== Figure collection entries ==
------------------------------------------------------------
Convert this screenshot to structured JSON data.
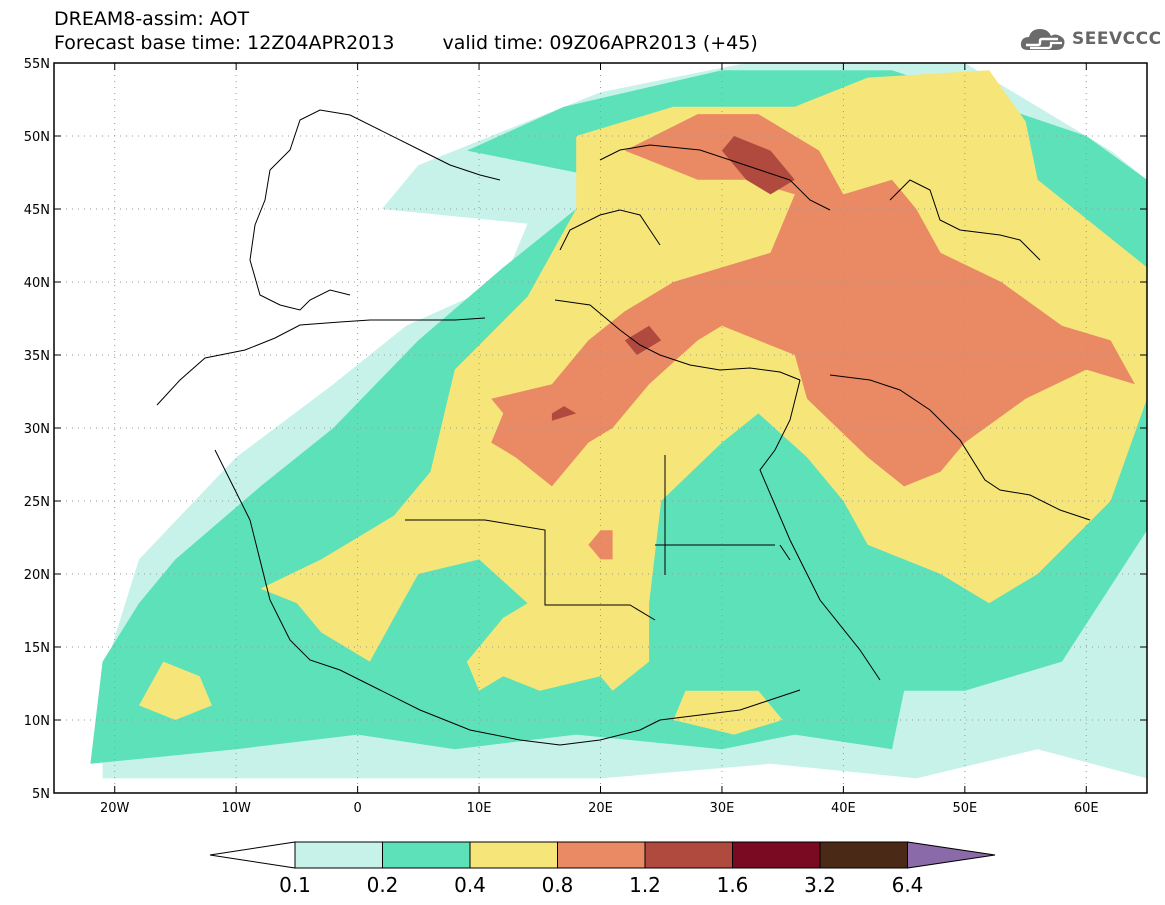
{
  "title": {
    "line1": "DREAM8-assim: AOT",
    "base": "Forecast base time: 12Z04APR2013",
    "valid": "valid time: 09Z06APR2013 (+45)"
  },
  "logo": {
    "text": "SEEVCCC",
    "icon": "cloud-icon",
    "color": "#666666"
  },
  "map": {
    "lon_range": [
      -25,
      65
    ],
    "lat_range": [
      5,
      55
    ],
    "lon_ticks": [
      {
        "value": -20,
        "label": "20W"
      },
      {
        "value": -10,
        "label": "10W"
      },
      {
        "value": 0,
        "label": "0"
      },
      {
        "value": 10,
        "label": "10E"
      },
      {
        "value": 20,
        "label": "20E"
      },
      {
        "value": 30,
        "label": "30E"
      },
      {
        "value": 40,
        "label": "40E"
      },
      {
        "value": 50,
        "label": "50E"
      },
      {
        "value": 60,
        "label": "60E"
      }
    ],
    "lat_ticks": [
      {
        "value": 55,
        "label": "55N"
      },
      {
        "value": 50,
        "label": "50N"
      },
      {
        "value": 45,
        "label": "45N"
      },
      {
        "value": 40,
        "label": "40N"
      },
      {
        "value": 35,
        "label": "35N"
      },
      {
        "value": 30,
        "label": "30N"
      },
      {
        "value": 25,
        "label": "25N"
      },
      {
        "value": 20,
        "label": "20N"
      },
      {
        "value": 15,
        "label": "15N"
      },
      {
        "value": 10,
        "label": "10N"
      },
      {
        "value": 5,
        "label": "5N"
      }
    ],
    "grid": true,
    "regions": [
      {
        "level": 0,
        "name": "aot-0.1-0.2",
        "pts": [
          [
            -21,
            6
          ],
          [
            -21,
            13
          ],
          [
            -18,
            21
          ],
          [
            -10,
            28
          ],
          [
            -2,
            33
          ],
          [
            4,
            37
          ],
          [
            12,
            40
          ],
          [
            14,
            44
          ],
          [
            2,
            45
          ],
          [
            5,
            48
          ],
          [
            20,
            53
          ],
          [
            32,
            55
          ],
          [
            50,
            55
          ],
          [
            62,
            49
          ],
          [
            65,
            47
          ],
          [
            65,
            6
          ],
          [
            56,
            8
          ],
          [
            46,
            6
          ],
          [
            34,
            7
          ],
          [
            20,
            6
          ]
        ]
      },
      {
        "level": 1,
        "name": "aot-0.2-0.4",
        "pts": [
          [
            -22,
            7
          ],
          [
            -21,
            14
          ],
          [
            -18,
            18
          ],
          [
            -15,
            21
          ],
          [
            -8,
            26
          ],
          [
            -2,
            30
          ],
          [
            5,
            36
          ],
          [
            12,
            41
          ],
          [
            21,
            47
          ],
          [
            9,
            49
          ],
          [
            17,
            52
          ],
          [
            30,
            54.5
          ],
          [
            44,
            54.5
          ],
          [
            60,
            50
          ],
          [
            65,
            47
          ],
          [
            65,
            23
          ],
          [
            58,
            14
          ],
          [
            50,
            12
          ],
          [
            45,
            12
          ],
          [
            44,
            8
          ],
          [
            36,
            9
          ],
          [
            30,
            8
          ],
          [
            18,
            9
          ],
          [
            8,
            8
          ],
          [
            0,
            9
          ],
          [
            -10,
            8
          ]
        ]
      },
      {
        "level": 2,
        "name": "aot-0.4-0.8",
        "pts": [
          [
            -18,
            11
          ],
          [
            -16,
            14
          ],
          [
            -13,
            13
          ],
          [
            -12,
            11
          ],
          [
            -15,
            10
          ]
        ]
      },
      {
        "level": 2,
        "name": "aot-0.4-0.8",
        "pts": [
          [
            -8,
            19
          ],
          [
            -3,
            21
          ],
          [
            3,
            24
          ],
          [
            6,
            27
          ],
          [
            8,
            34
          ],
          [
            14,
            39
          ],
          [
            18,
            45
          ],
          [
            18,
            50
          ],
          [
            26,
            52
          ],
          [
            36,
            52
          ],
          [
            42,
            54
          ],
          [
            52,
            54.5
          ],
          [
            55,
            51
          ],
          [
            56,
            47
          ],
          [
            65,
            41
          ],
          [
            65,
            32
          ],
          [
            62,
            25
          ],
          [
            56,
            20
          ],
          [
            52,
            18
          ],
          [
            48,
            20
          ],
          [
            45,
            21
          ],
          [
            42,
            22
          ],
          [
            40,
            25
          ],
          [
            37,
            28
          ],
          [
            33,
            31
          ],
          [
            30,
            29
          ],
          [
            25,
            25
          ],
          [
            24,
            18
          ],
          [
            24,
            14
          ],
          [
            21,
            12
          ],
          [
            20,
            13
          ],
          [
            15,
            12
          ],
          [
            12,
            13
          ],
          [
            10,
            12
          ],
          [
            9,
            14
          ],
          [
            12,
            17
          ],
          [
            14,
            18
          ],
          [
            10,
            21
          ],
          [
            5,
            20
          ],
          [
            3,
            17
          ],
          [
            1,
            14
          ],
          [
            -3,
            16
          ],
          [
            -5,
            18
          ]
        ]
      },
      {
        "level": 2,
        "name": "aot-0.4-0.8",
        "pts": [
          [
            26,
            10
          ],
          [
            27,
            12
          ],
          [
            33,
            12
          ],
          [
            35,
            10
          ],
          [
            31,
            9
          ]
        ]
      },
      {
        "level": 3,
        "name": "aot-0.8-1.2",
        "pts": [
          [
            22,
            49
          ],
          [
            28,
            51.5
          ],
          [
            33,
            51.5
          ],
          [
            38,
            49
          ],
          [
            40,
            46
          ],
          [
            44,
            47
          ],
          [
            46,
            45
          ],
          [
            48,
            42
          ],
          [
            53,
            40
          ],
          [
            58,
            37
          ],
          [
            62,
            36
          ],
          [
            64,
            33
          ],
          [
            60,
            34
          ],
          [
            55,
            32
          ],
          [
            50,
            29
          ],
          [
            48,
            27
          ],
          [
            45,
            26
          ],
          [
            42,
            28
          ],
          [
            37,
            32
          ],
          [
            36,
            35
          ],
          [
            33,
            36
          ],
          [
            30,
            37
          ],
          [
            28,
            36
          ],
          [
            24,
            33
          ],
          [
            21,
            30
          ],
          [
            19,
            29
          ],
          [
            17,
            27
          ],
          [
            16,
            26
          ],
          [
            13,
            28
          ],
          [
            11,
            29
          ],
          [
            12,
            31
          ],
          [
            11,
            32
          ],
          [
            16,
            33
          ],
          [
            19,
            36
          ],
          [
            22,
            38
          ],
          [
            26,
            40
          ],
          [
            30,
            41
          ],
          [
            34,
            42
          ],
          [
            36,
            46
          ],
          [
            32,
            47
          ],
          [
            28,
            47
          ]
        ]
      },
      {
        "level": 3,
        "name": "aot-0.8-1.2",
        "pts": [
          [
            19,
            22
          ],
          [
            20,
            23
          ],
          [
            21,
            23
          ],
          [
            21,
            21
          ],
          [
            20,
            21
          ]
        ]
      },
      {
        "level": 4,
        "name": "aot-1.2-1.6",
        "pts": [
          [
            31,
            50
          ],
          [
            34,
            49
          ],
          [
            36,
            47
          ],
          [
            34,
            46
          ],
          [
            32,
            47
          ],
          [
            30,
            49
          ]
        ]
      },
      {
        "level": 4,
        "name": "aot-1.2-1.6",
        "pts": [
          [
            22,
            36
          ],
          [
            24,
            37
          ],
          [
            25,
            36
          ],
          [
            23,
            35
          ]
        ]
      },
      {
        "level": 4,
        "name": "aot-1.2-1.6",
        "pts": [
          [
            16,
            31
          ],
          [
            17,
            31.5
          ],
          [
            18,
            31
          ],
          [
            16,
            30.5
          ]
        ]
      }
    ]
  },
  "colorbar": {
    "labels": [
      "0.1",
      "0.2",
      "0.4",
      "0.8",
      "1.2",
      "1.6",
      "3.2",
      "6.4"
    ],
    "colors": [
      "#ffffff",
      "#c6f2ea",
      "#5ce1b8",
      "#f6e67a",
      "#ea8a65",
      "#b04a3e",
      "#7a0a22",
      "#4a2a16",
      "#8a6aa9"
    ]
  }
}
------------------------------------------------------------
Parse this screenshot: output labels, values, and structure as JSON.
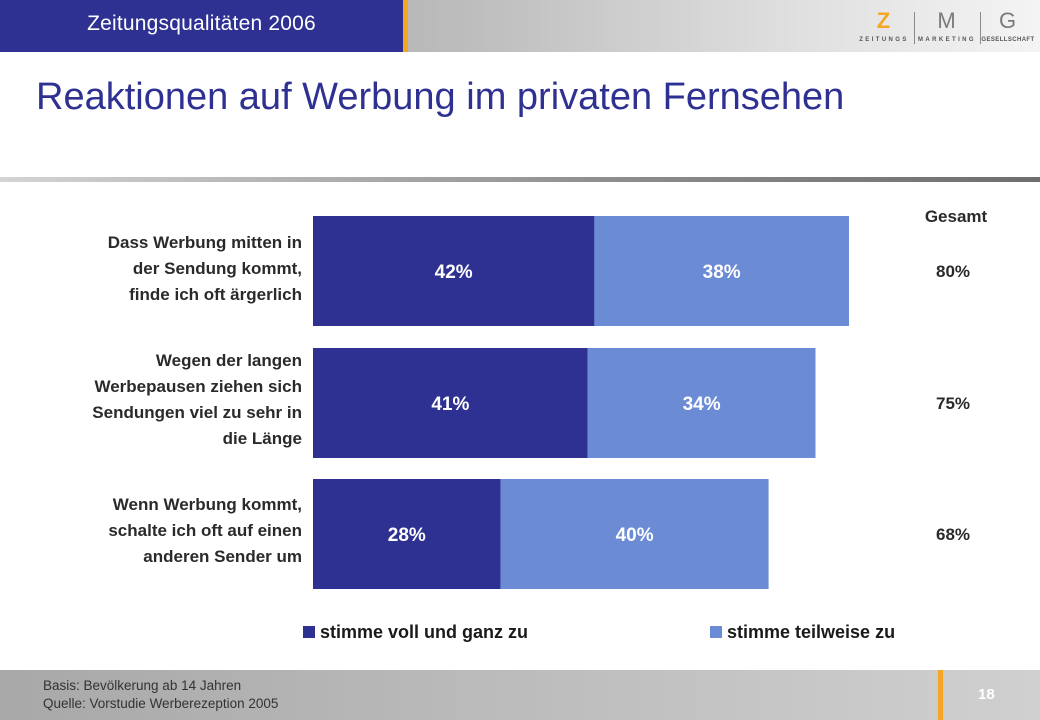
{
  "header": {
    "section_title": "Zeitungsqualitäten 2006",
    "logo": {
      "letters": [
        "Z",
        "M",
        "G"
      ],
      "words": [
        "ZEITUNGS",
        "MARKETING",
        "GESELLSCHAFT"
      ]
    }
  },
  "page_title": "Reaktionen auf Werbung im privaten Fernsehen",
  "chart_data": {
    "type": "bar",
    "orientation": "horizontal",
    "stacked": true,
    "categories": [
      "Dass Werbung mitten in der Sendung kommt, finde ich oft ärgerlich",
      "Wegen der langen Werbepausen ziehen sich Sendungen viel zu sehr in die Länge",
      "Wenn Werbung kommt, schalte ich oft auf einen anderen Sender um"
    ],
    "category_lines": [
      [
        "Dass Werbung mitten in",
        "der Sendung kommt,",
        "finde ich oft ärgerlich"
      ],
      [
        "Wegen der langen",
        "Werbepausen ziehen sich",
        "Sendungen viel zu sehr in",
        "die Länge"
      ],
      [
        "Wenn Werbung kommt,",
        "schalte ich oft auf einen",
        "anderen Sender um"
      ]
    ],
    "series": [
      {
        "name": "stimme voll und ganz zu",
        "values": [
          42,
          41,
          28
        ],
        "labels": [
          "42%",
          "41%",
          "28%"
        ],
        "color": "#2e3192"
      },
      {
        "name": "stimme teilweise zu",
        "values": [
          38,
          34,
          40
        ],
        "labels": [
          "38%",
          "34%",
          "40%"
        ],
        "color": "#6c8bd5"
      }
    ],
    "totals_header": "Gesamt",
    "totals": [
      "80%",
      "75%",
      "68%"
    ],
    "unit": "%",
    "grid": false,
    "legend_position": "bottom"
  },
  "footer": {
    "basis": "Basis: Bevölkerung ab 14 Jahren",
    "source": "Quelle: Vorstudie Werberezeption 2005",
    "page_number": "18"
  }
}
------------------------------------------------------------
== Stated task ==
Copy every line of the listing that includes the string "Werbung".

== Exercise output ==
  "page_title": "Reaktionen auf Werbung im privaten Fernsehen",
      "Dass Werbung mitten in der Sendung kommt, finde ich oft ärgerlich",
      "Wenn Werbung kommt, schalte ich oft auf einen anderen Sender um"
        "Dass Werbung mitten in",
        "Wenn Werbung kommt,",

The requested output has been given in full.